## YOUR INSTRUCTIONS:
Output each entry verbatim and exclude every picture from it.
○ ○ ○
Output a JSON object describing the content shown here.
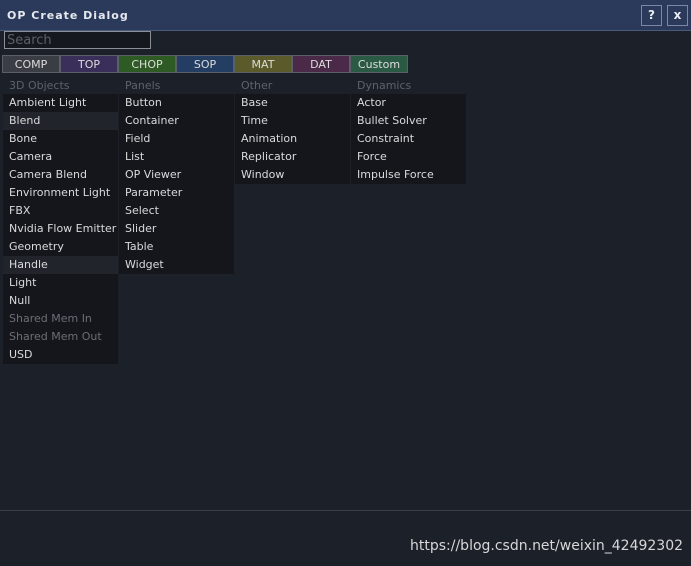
{
  "window": {
    "title": "OP Create Dialog",
    "help_label": "?",
    "close_label": "x"
  },
  "search": {
    "placeholder": "Search",
    "value": ""
  },
  "tabs": [
    {
      "label": "COMP",
      "color": "#3a3d44"
    },
    {
      "label": "TOP",
      "color": "#3a2e5a"
    },
    {
      "label": "CHOP",
      "color": "#2e5a24"
    },
    {
      "label": "SOP",
      "color": "#233e62"
    },
    {
      "label": "MAT",
      "color": "#5a5a2a"
    },
    {
      "label": "DAT",
      "color": "#4a2a48"
    },
    {
      "label": "Custom",
      "color": "#2a5a44"
    }
  ],
  "columns": [
    {
      "header": "3D Objects",
      "items": [
        "Ambient Light",
        "Blend",
        "Bone",
        "Camera",
        "Camera Blend",
        "Environment Light",
        "FBX",
        "Nvidia Flow Emitter",
        "Geometry",
        "Handle",
        "Light",
        "Null",
        "Shared Mem In",
        "Shared Mem Out",
        "USD"
      ]
    },
    {
      "header": "Panels",
      "items": [
        "Button",
        "Container",
        "Field",
        "List",
        "OP Viewer",
        "Parameter",
        "Select",
        "Slider",
        "Table",
        "Widget"
      ]
    },
    {
      "header": "Other",
      "items": [
        "Base",
        "Time",
        "Animation",
        "Replicator",
        "Window"
      ]
    },
    {
      "header": "Dynamics",
      "items": [
        "Actor",
        "Bullet Solver",
        "Constraint",
        "Force",
        "Impulse Force"
      ]
    }
  ],
  "watermark": "https://blog.csdn.net/weixin_42492302"
}
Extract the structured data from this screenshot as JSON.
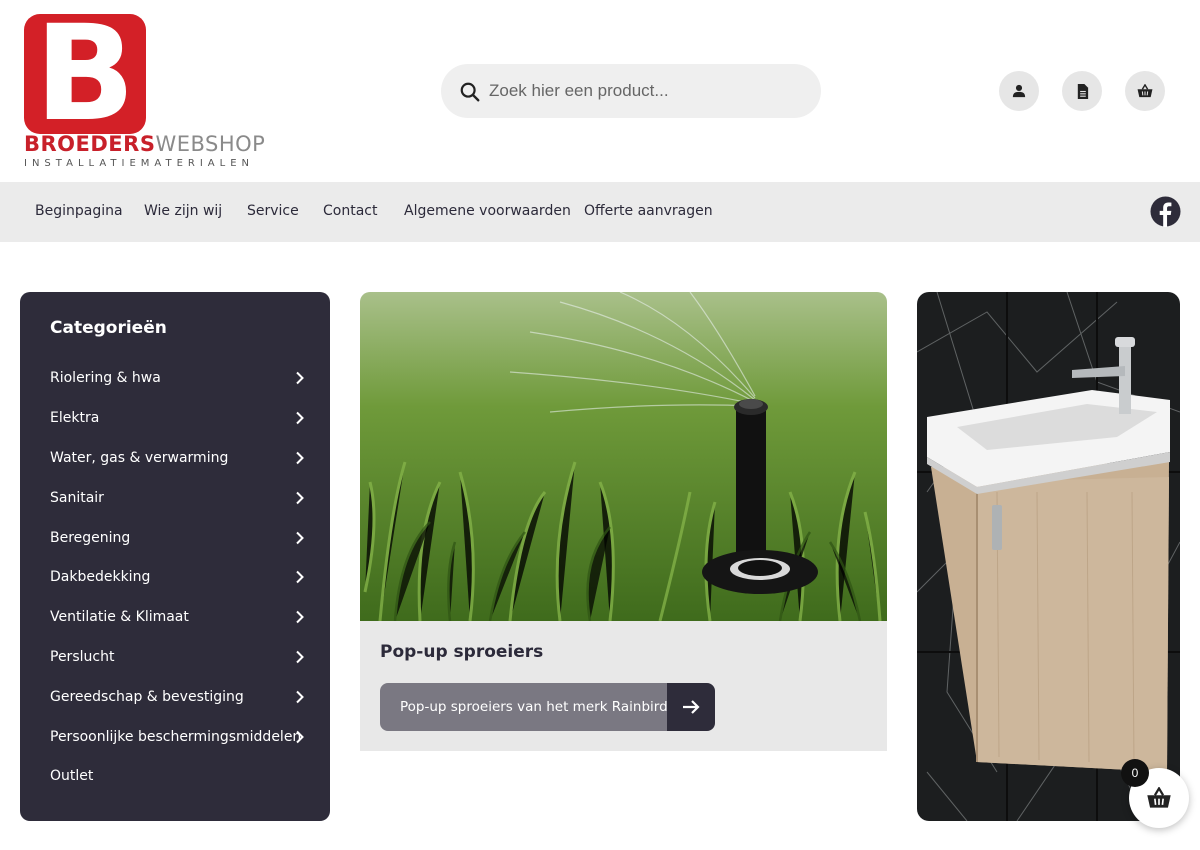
{
  "logo": {
    "name_part1": "BROEDERS",
    "name_part2": "WEBSHOP",
    "subtitle": "INSTALLATIEMATERIALEN",
    "letter": "B",
    "brand_color": "#d32027"
  },
  "search": {
    "placeholder": "Zoek hier een product...",
    "value": ""
  },
  "header_icons": [
    "account-icon",
    "document-icon",
    "basket-icon"
  ],
  "nav": {
    "items": [
      "Beginpagina",
      "Wie zijn wij",
      "Service",
      "Contact",
      "Algemene voorwaarden",
      "Offerte aanvragen"
    ],
    "social": "facebook-icon"
  },
  "sidebar": {
    "title": "Categorieën",
    "items": [
      {
        "label": "Riolering & hwa",
        "has_children": true
      },
      {
        "label": "Elektra",
        "has_children": true
      },
      {
        "label": "Water, gas & verwarming",
        "has_children": true
      },
      {
        "label": "Sanitair",
        "has_children": true
      },
      {
        "label": "Beregening",
        "has_children": true
      },
      {
        "label": "Dakbedekking",
        "has_children": true
      },
      {
        "label": "Ventilatie & Klimaat",
        "has_children": true
      },
      {
        "label": "Perslucht",
        "has_children": true
      },
      {
        "label": "Gereedschap & bevestiging",
        "has_children": true
      },
      {
        "label": "Persoonlijke beschermingsmiddelen",
        "has_children": true
      },
      {
        "label": "Outlet",
        "has_children": false
      }
    ],
    "background": "#2e2c3a"
  },
  "promo": {
    "title": "Pop-up sproeiers",
    "button_label": "Pop-up sproeiers van het merk Rainbird",
    "image": "sprinkler-in-grass-image"
  },
  "side_image": "washbasin-cabinet-image",
  "cart": {
    "count": "0"
  }
}
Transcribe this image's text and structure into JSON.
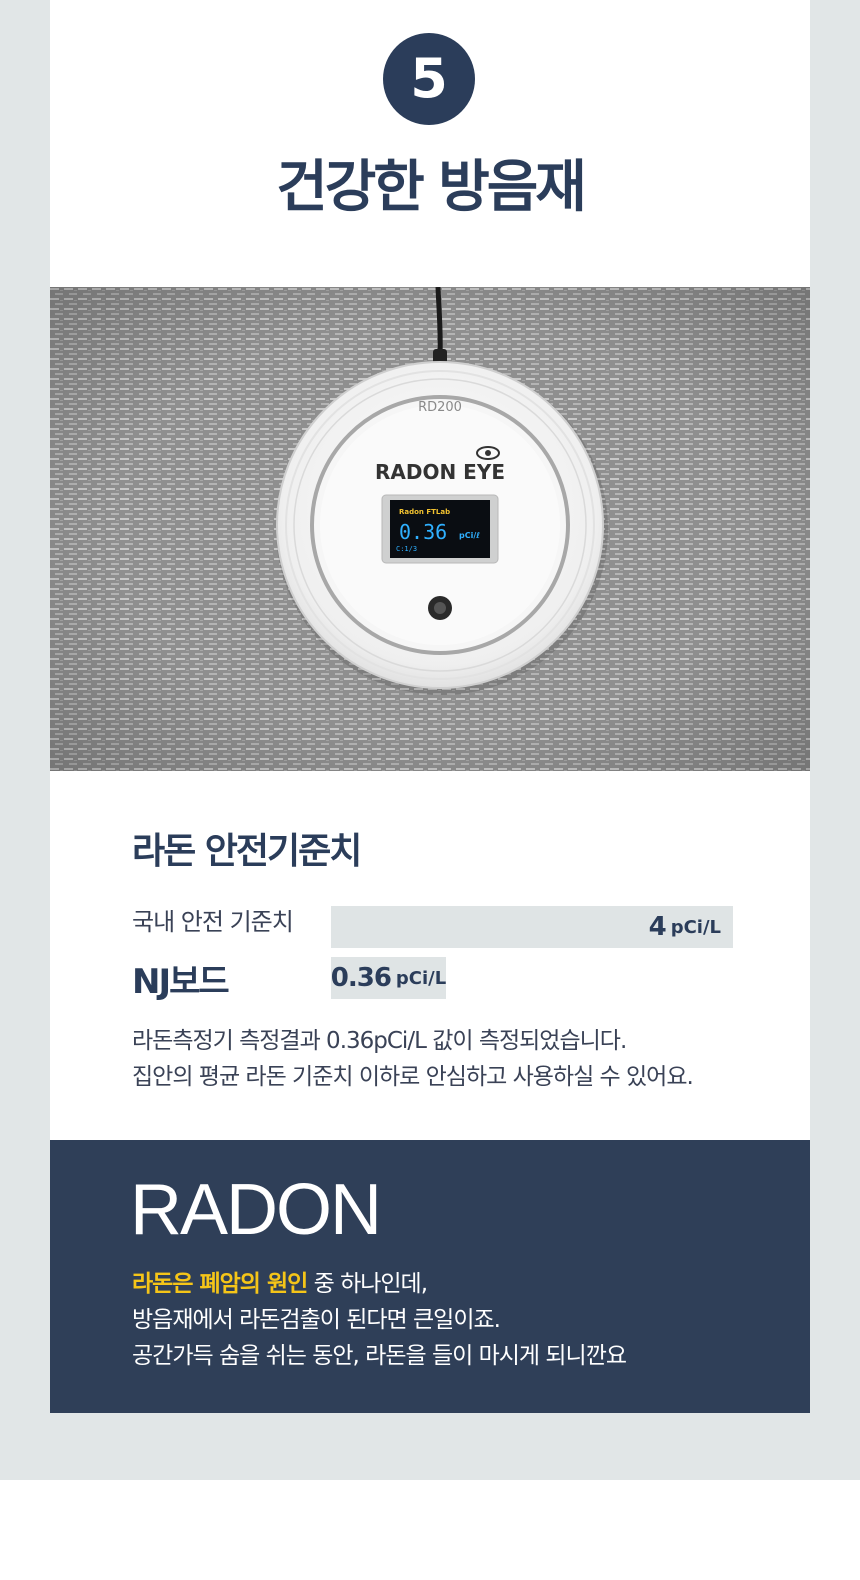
{
  "colors": {
    "navy": "#2b3d5a",
    "dark_panel": "#2f3f58",
    "highlight_yellow": "#f5c518",
    "bar_gray": "#dfe4e5",
    "outer_background": "#e1e6e7"
  },
  "header": {
    "step_number": "5",
    "title": "건강한 방음재"
  },
  "photo": {
    "device_model": "RD200",
    "device_brand": "RADON EYE",
    "screen_brand": "Radon FTLab",
    "screen_value": "0.36",
    "screen_unit": "pCi/ℓ",
    "screen_status": "C:1/3"
  },
  "safety": {
    "title": "라돈 안전기준치",
    "rows": [
      {
        "label": "국내 안전 기준치",
        "value": "4",
        "unit": "pCi/L"
      },
      {
        "label": "NJ보드",
        "value": "0.36",
        "unit": "pCi/L"
      }
    ],
    "description": [
      "라돈측정기 측정결과 0.36pCi/L 값이 측정되었습니다.",
      "집안의 평균 라돈 기준치 이하로 안심하고 사용하실 수 있어요."
    ]
  },
  "radon_section": {
    "heading": "RADON",
    "highlight": "라돈은 폐암의 원인",
    "line1_rest": " 중 하나인데,",
    "line2": "방음재에서 라돈검출이 된다면 큰일이죠.",
    "line3": "공간가득 숨을 쉬는 동안, 라돈을 들이 마시게 되니깐요"
  }
}
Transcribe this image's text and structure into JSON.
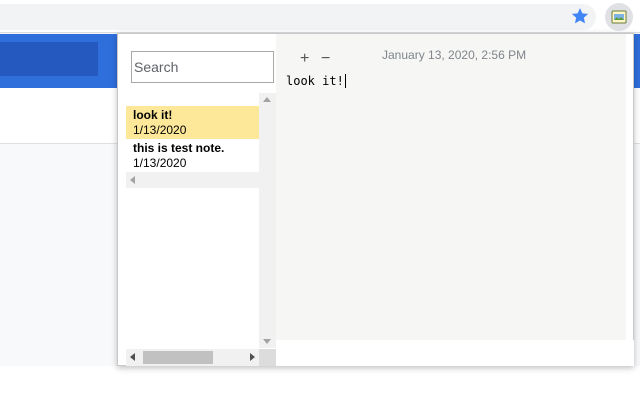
{
  "popup": {
    "search": {
      "placeholder": "Search",
      "value": ""
    },
    "notes": [
      {
        "title": "look it!",
        "date": "1/13/2020",
        "selected": true
      },
      {
        "title": "this is test note.",
        "date": "1/13/2020",
        "selected": false
      }
    ],
    "editor": {
      "add_label": "+",
      "remove_label": "−",
      "timestamp": "January 13, 2020, 2:56 PM",
      "body": "look it!"
    }
  },
  "colors": {
    "selected_note": "#fde89a",
    "editor_bg": "#f6f6f4",
    "page_blue": "#2f6fdc",
    "star": "#4285f4"
  },
  "icons": {
    "star": "bookmark-star-icon",
    "extension": "notes-extension-icon"
  }
}
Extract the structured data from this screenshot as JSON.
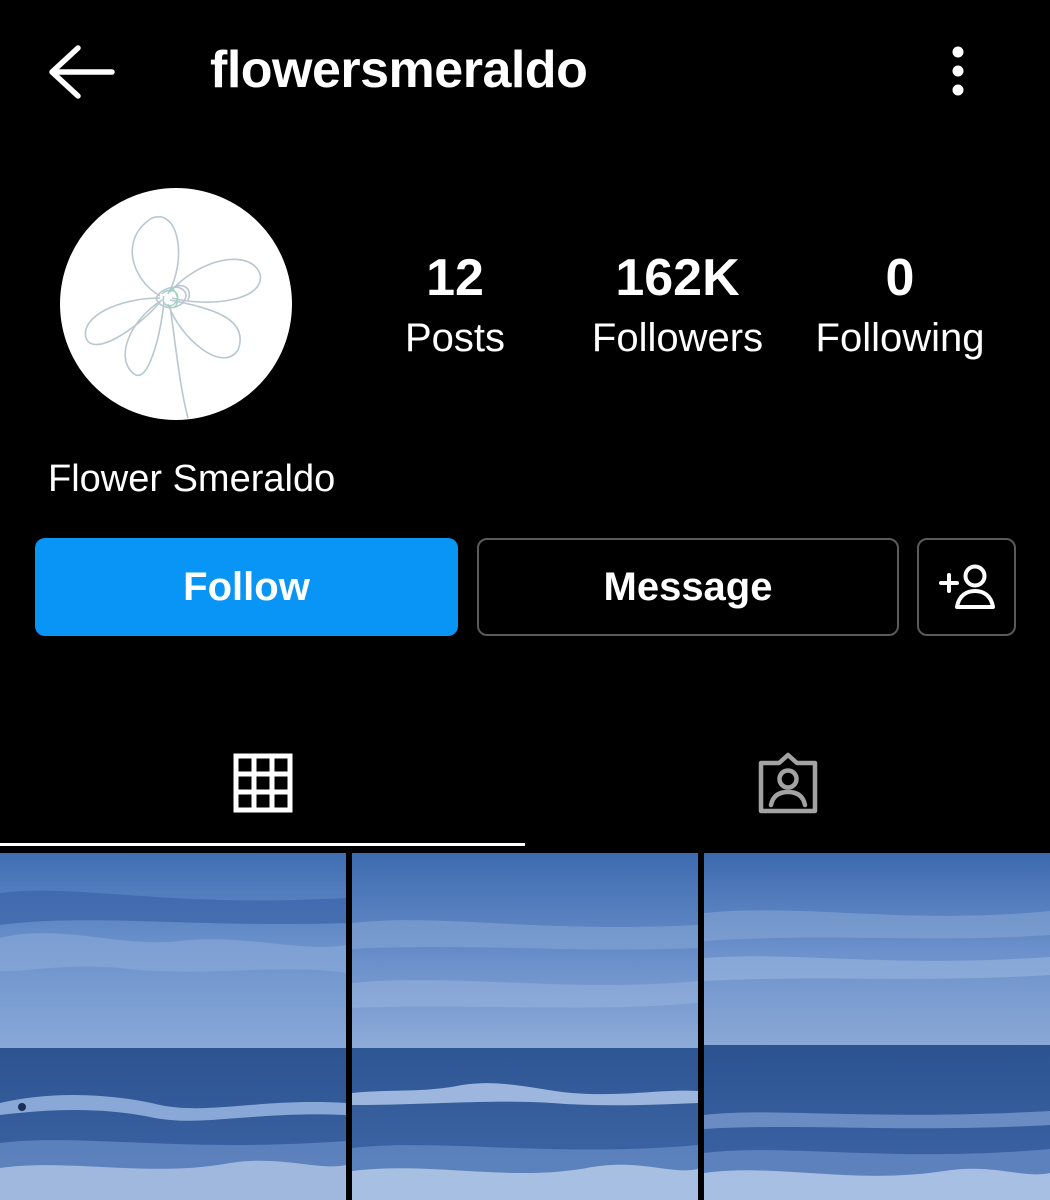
{
  "header": {
    "username": "flowersmeraldo",
    "back_icon": "arrow-left-icon",
    "more_icon": "more-vertical-icon"
  },
  "profile": {
    "avatar_icon": "flower-sketch-icon",
    "display_name": "Flower Smeraldo",
    "stats": {
      "posts": {
        "value": "12",
        "label": "Posts"
      },
      "followers": {
        "value": "162K",
        "label": "Followers"
      },
      "following": {
        "value": "0",
        "label": "Following"
      }
    }
  },
  "actions": {
    "follow_label": "Follow",
    "message_label": "Message",
    "suggest_icon": "add-person-icon"
  },
  "tabs": {
    "grid_icon": "grid-icon",
    "tagged_icon": "tagged-person-icon",
    "active": "grid"
  },
  "colors": {
    "background": "#000000",
    "follow_button": "#0895f6",
    "border": "#5a5a5a",
    "photo_tint": "#4f78b8"
  },
  "posts": [
    {
      "subject": "ocean-horizon"
    },
    {
      "subject": "ocean-horizon"
    },
    {
      "subject": "ocean-horizon"
    }
  ]
}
○ ○ ○
## PROBLEM SOLUTION:
Output a JSON object describing the content shown here.
{
  "window": {
    "title": "OP Create Dialog",
    "help_label": "?",
    "close_label": "x"
  },
  "search": {
    "placeholder": "Search",
    "value": ""
  },
  "tabs": [
    {
      "label": "COMP",
      "color": "#3a3d44"
    },
    {
      "label": "TOP",
      "color": "#3a2e5a"
    },
    {
      "label": "CHOP",
      "color": "#2e5a24"
    },
    {
      "label": "SOP",
      "color": "#233e62"
    },
    {
      "label": "MAT",
      "color": "#5a5a2a"
    },
    {
      "label": "DAT",
      "color": "#4a2a48"
    },
    {
      "label": "Custom",
      "color": "#2a5a44"
    }
  ],
  "columns": [
    {
      "header": "3D Objects",
      "items": [
        "Ambient Light",
        "Blend",
        "Bone",
        "Camera",
        "Camera Blend",
        "Environment Light",
        "FBX",
        "Nvidia Flow Emitter",
        "Geometry",
        "Handle",
        "Light",
        "Null",
        "Shared Mem In",
        "Shared Mem Out",
        "USD"
      ]
    },
    {
      "header": "Panels",
      "items": [
        "Button",
        "Container",
        "Field",
        "List",
        "OP Viewer",
        "Parameter",
        "Select",
        "Slider",
        "Table",
        "Widget"
      ]
    },
    {
      "header": "Other",
      "items": [
        "Base",
        "Time",
        "Animation",
        "Replicator",
        "Window"
      ]
    },
    {
      "header": "Dynamics",
      "items": [
        "Actor",
        "Bullet Solver",
        "Constraint",
        "Force",
        "Impulse Force"
      ]
    }
  ],
  "watermark": "https://blog.csdn.net/weixin_42492302"
}
Extract the structured data from this screenshot as JSON.
{
  "logo": {
    "name_part1": "BROEDERS",
    "name_part2": "WEBSHOP",
    "subtitle": "INSTALLATIEMATERIALEN",
    "letter": "B",
    "brand_color": "#d32027"
  },
  "search": {
    "placeholder": "Zoek hier een product...",
    "value": ""
  },
  "header_icons": [
    "account-icon",
    "document-icon",
    "basket-icon"
  ],
  "nav": {
    "items": [
      "Beginpagina",
      "Wie zijn wij",
      "Service",
      "Contact",
      "Algemene voorwaarden",
      "Offerte aanvragen"
    ],
    "social": "facebook-icon"
  },
  "sidebar": {
    "title": "Categorieën",
    "items": [
      {
        "label": "Riolering & hwa",
        "has_children": true
      },
      {
        "label": "Elektra",
        "has_children": true
      },
      {
        "label": "Water, gas & verwarming",
        "has_children": true
      },
      {
        "label": "Sanitair",
        "has_children": true
      },
      {
        "label": "Beregening",
        "has_children": true
      },
      {
        "label": "Dakbedekking",
        "has_children": true
      },
      {
        "label": "Ventilatie & Klimaat",
        "has_children": true
      },
      {
        "label": "Perslucht",
        "has_children": true
      },
      {
        "label": "Gereedschap & bevestiging",
        "has_children": true
      },
      {
        "label": "Persoonlijke beschermingsmiddelen",
        "has_children": true
      },
      {
        "label": "Outlet",
        "has_children": false
      }
    ],
    "background": "#2e2c3a"
  },
  "promo": {
    "title": "Pop-up sproeiers",
    "button_label": "Pop-up sproeiers van het merk Rainbird",
    "image": "sprinkler-in-grass-image"
  },
  "side_image": "washbasin-cabinet-image",
  "cart": {
    "count": "0"
  }
}
Transcribe this image's text and structure into JSON.
{
  "colors": {
    "navy": "#2b3d5a",
    "dark_panel": "#2f3f58",
    "highlight_yellow": "#f5c518",
    "bar_gray": "#dfe4e5",
    "outer_background": "#e1e6e7"
  },
  "header": {
    "step_number": "5",
    "title": "건강한 방음재"
  },
  "photo": {
    "device_model": "RD200",
    "device_brand": "RADON EYE",
    "screen_brand": "Radon FTLab",
    "screen_value": "0.36",
    "screen_unit": "pCi/ℓ",
    "screen_status": "C:1/3"
  },
  "safety": {
    "title": "라돈 안전기준치",
    "rows": [
      {
        "label": "국내 안전 기준치",
        "value": "4",
        "unit": "pCi/L"
      },
      {
        "label": "NJ보드",
        "value": "0.36",
        "unit": "pCi/L"
      }
    ],
    "description": [
      "라돈측정기 측정결과 0.36pCi/L 값이 측정되었습니다.",
      "집안의 평균 라돈 기준치 이하로 안심하고 사용하실 수 있어요."
    ]
  },
  "radon_section": {
    "heading": "RADON",
    "highlight": "라돈은 폐암의 원인",
    "line1_rest": " 중 하나인데,",
    "line2": "방음재에서 라돈검출이 된다면 큰일이죠.",
    "line3": "공간가득 숨을 쉬는 동안, 라돈을 들이 마시게 되니깐요"
  }
}
Transcribe this image's text and structure into JSON.
{
  "popup": {
    "search": {
      "placeholder": "Search",
      "value": ""
    },
    "notes": [
      {
        "title": "look it!",
        "date": "1/13/2020",
        "selected": true
      },
      {
        "title": "this is test note.",
        "date": "1/13/2020",
        "selected": false
      }
    ],
    "editor": {
      "add_label": "+",
      "remove_label": "−",
      "timestamp": "January 13, 2020, 2:56 PM",
      "body": "look it!"
    }
  },
  "colors": {
    "selected_note": "#fde89a",
    "editor_bg": "#f6f6f4",
    "page_blue": "#2f6fdc",
    "star": "#4285f4"
  },
  "icons": {
    "star": "bookmark-star-icon",
    "extension": "notes-extension-icon"
  }
}
Extract the structured data from this screenshot as JSON.
{
  "header": {
    "username": "flowersmeraldo",
    "back_icon": "arrow-left-icon",
    "more_icon": "more-vertical-icon"
  },
  "profile": {
    "avatar_icon": "flower-sketch-icon",
    "display_name": "Flower Smeraldo",
    "stats": {
      "posts": {
        "value": "12",
        "label": "Posts"
      },
      "followers": {
        "value": "162K",
        "label": "Followers"
      },
      "following": {
        "value": "0",
        "label": "Following"
      }
    }
  },
  "actions": {
    "follow_label": "Follow",
    "message_label": "Message",
    "suggest_icon": "add-person-icon"
  },
  "tabs": {
    "grid_icon": "grid-icon",
    "tagged_icon": "tagged-person-icon",
    "active": "grid"
  },
  "colors": {
    "background": "#000000",
    "follow_button": "#0895f6",
    "border": "#5a5a5a",
    "photo_tint": "#4f78b8"
  },
  "posts": [
    {
      "subject": "ocean-horizon"
    },
    {
      "subject": "ocean-horizon"
    },
    {
      "subject": "ocean-horizon"
    }
  ]
}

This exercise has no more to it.